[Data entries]
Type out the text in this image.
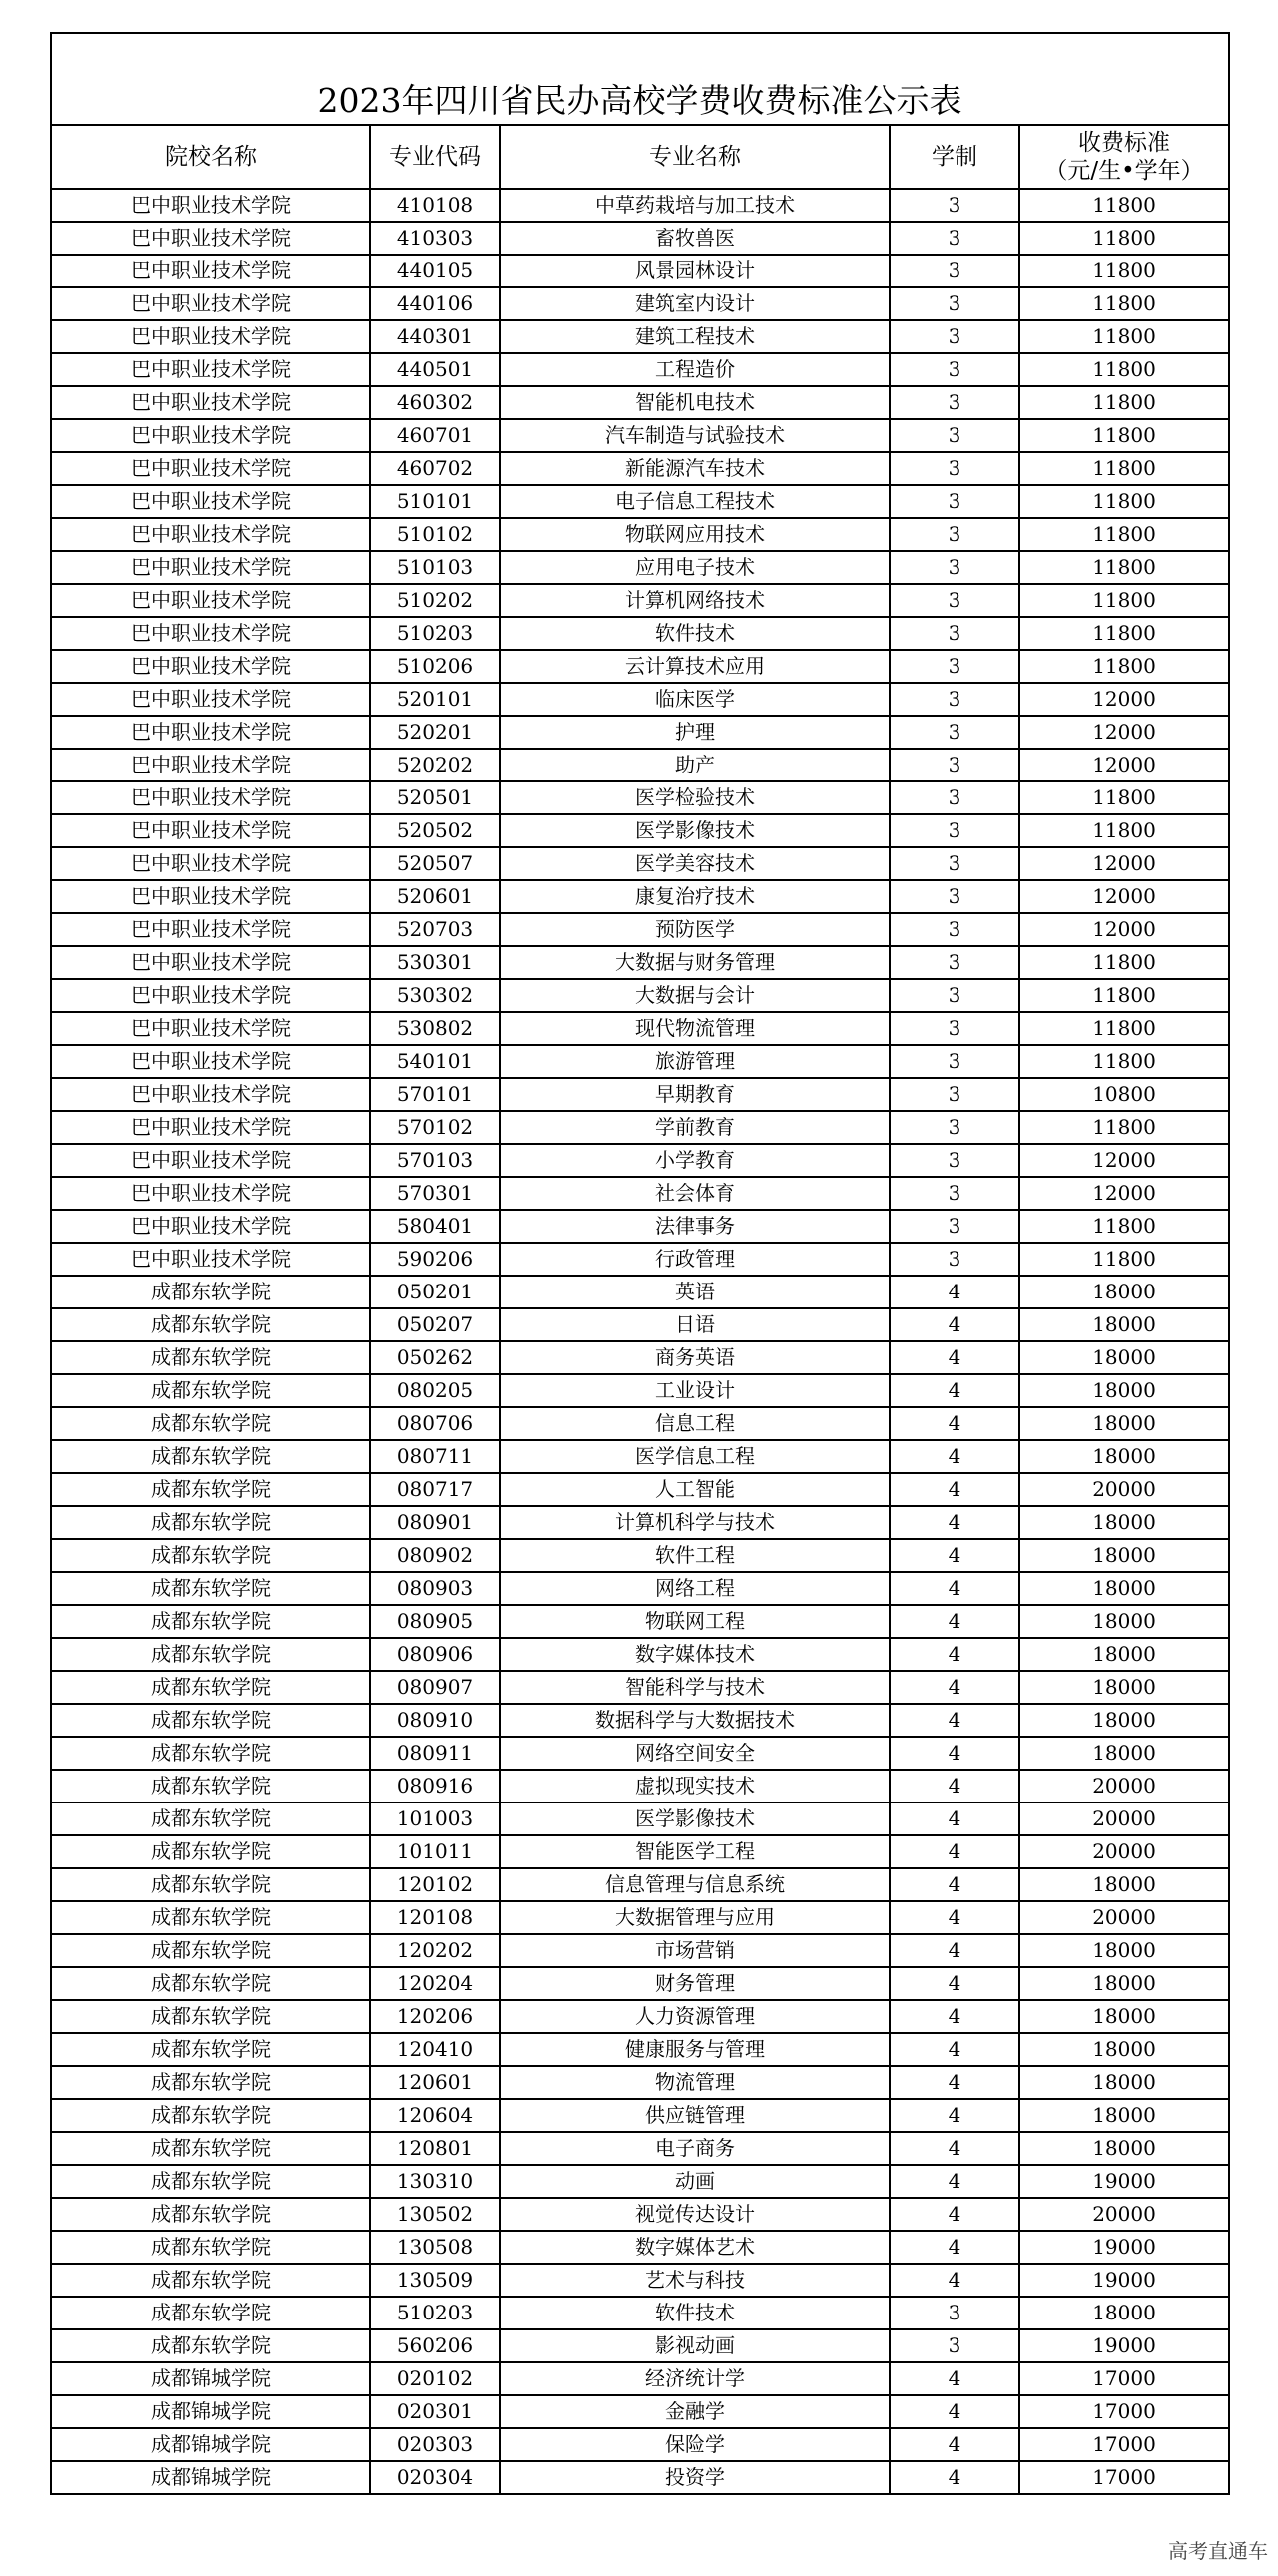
2023年四川省民办高校学费收费标准公示表				
院校名称	专业代码	专业名称	学制	收费标准
（元/生•学年）

巴中职业技术学院	410108	中草药栽培与加工技术	3	11800
巴中职业技术学院	410303	畜牧兽医	3	11800
巴中职业技术学院	440105	风景园林设计	3	11800
巴中职业技术学院	440106	建筑室内设计	3	11800
巴中职业技术学院	440301	建筑工程技术	3	11800
巴中职业技术学院	440501	工程造价	3	11800
巴中职业技术学院	460302	智能机电技术	3	11800
巴中职业技术学院	460701	汽车制造与试验技术	3	11800
巴中职业技术学院	460702	新能源汽车技术	3	11800
巴中职业技术学院	510101	电子信息工程技术	3	11800
巴中职业技术学院	510102	物联网应用技术	3	11800
巴中职业技术学院	510103	应用电子技术	3	11800
巴中职业技术学院	510202	计算机网络技术	3	11800
巴中职业技术学院	510203	软件技术	3	11800
巴中职业技术学院	510206	云计算技术应用	3	11800
巴中职业技术学院	520101	临床医学	3	12000
巴中职业技术学院	520201	护理	3	12000
巴中职业技术学院	520202	助产	3	12000
巴中职业技术学院	520501	医学检验技术	3	11800
巴中职业技术学院	520502	医学影像技术	3	11800
巴中职业技术学院	520507	医学美容技术	3	12000
巴中职业技术学院	520601	康复治疗技术	3	12000
巴中职业技术学院	520703	预防医学	3	12000
巴中职业技术学院	530301	大数据与财务管理	3	11800
巴中职业技术学院	530302	大数据与会计	3	11800
巴中职业技术学院	530802	现代物流管理	3	11800
巴中职业技术学院	540101	旅游管理	3	11800
巴中职业技术学院	570101	早期教育	3	10800
巴中职业技术学院	570102	学前教育	3	11800
巴中职业技术学院	570103	小学教育	3	12000
巴中职业技术学院	570301	社会体育	3	12000
巴中职业技术学院	580401	法律事务	3	11800
巴中职业技术学院	590206	行政管理	3	11800
成都东软学院	050201	英语	4	18000
成都东软学院	050207	日语	4	18000
成都东软学院	050262	商务英语	4	18000
成都东软学院	080205	工业设计	4	18000
成都东软学院	080706	信息工程	4	18000
成都东软学院	080711	医学信息工程	4	18000
成都东软学院	080717	人工智能	4	20000
成都东软学院	080901	计算机科学与技术	4	18000
成都东软学院	080902	软件工程	4	18000
成都东软学院	080903	网络工程	4	18000
成都东软学院	080905	物联网工程	4	18000
成都东软学院	080906	数字媒体技术	4	18000
成都东软学院	080907	智能科学与技术	4	18000
成都东软学院	080910	数据科学与大数据技术	4	18000
成都东软学院	080911	网络空间安全	4	18000
成都东软学院	080916	虚拟现实技术	4	20000
成都东软学院	101003	医学影像技术	4	20000
成都东软学院	101011	智能医学工程	4	20000
成都东软学院	120102	信息管理与信息系统	4	18000
成都东软学院	120108	大数据管理与应用	4	20000
成都东软学院	120202	市场营销	4	18000
成都东软学院	120204	财务管理	4	18000
成都东软学院	120206	人力资源管理	4	18000
成都东软学院	120410	健康服务与管理	4	18000
成都东软学院	120601	物流管理	4	18000
成都东软学院	120604	供应链管理	4	18000
成都东软学院	120801	电子商务	4	18000
成都东软学院	130310	动画	4	19000
成都东软学院	130502	视觉传达设计	4	20000
成都东软学院	130508	数字媒体艺术	4	19000
成都东软学院	130509	艺术与科技	4	19000
成都东软学院	510203	软件技术	3	18000
成都东软学院	560206	影视动画	3	19000
成都锦城学院	020102	经济统计学	4	17000
成都锦城学院	020301	金融学	4	17000
成都锦城学院	020303	保险学	4	17000
成都锦城学院	020304	投资学	4	17000
高考直通车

Aim of the exercise —
Transcribe the complete set of entries verbatim. No pictures belong in the copy.

Response to this task —
Type out the text in this image.
2023年四川省民办高校学费收费标准公示表				
院校名称	专业代码	专业名称	学制	收费标准
（元/生•学年）

巴中职业技术学院	410108	中草药栽培与加工技术	3	11800
巴中职业技术学院	410303	畜牧兽医	3	11800
巴中职业技术学院	440105	风景园林设计	3	11800
巴中职业技术学院	440106	建筑室内设计	3	11800
巴中职业技术学院	440301	建筑工程技术	3	11800
巴中职业技术学院	440501	工程造价	3	11800
巴中职业技术学院	460302	智能机电技术	3	11800
巴中职业技术学院	460701	汽车制造与试验技术	3	11800
巴中职业技术学院	460702	新能源汽车技术	3	11800
巴中职业技术学院	510101	电子信息工程技术	3	11800
巴中职业技术学院	510102	物联网应用技术	3	11800
巴中职业技术学院	510103	应用电子技术	3	11800
巴中职业技术学院	510202	计算机网络技术	3	11800
巴中职业技术学院	510203	软件技术	3	11800
巴中职业技术学院	510206	云计算技术应用	3	11800
巴中职业技术学院	520101	临床医学	3	12000
巴中职业技术学院	520201	护理	3	12000
巴中职业技术学院	520202	助产	3	12000
巴中职业技术学院	520501	医学检验技术	3	11800
巴中职业技术学院	520502	医学影像技术	3	11800
巴中职业技术学院	520507	医学美容技术	3	12000
巴中职业技术学院	520601	康复治疗技术	3	12000
巴中职业技术学院	520703	预防医学	3	12000
巴中职业技术学院	530301	大数据与财务管理	3	11800
巴中职业技术学院	530302	大数据与会计	3	11800
巴中职业技术学院	530802	现代物流管理	3	11800
巴中职业技术学院	540101	旅游管理	3	11800
巴中职业技术学院	570101	早期教育	3	10800
巴中职业技术学院	570102	学前教育	3	11800
巴中职业技术学院	570103	小学教育	3	12000
巴中职业技术学院	570301	社会体育	3	12000
巴中职业技术学院	580401	法律事务	3	11800
巴中职业技术学院	590206	行政管理	3	11800
成都东软学院	050201	英语	4	18000
成都东软学院	050207	日语	4	18000
成都东软学院	050262	商务英语	4	18000
成都东软学院	080205	工业设计	4	18000
成都东软学院	080706	信息工程	4	18000
成都东软学院	080711	医学信息工程	4	18000
成都东软学院	080717	人工智能	4	20000
成都东软学院	080901	计算机科学与技术	4	18000
成都东软学院	080902	软件工程	4	18000
成都东软学院	080903	网络工程	4	18000
成都东软学院	080905	物联网工程	4	18000
成都东软学院	080906	数字媒体技术	4	18000
成都东软学院	080907	智能科学与技术	4	18000
成都东软学院	080910	数据科学与大数据技术	4	18000
成都东软学院	080911	网络空间安全	4	18000
成都东软学院	080916	虚拟现实技术	4	20000
成都东软学院	101003	医学影像技术	4	20000
成都东软学院	101011	智能医学工程	4	20000
成都东软学院	120102	信息管理与信息系统	4	18000
成都东软学院	120108	大数据管理与应用	4	20000
成都东软学院	120202	市场营销	4	18000
成都东软学院	120204	财务管理	4	18000
成都东软学院	120206	人力资源管理	4	18000
成都东软学院	120410	健康服务与管理	4	18000
成都东软学院	120601	物流管理	4	18000
成都东软学院	120604	供应链管理	4	18000
成都东软学院	120801	电子商务	4	18000
成都东软学院	130310	动画	4	19000
成都东软学院	130502	视觉传达设计	4	20000
成都东软学院	130508	数字媒体艺术	4	19000
成都东软学院	130509	艺术与科技	4	19000
成都东软学院	510203	软件技术	3	18000
成都东软学院	560206	影视动画	3	19000
成都锦城学院	020102	经济统计学	4	17000
成都锦城学院	020301	金融学	4	17000
成都锦城学院	020303	保险学	4	17000
成都锦城学院	020304	投资学	4	17000
高考直通车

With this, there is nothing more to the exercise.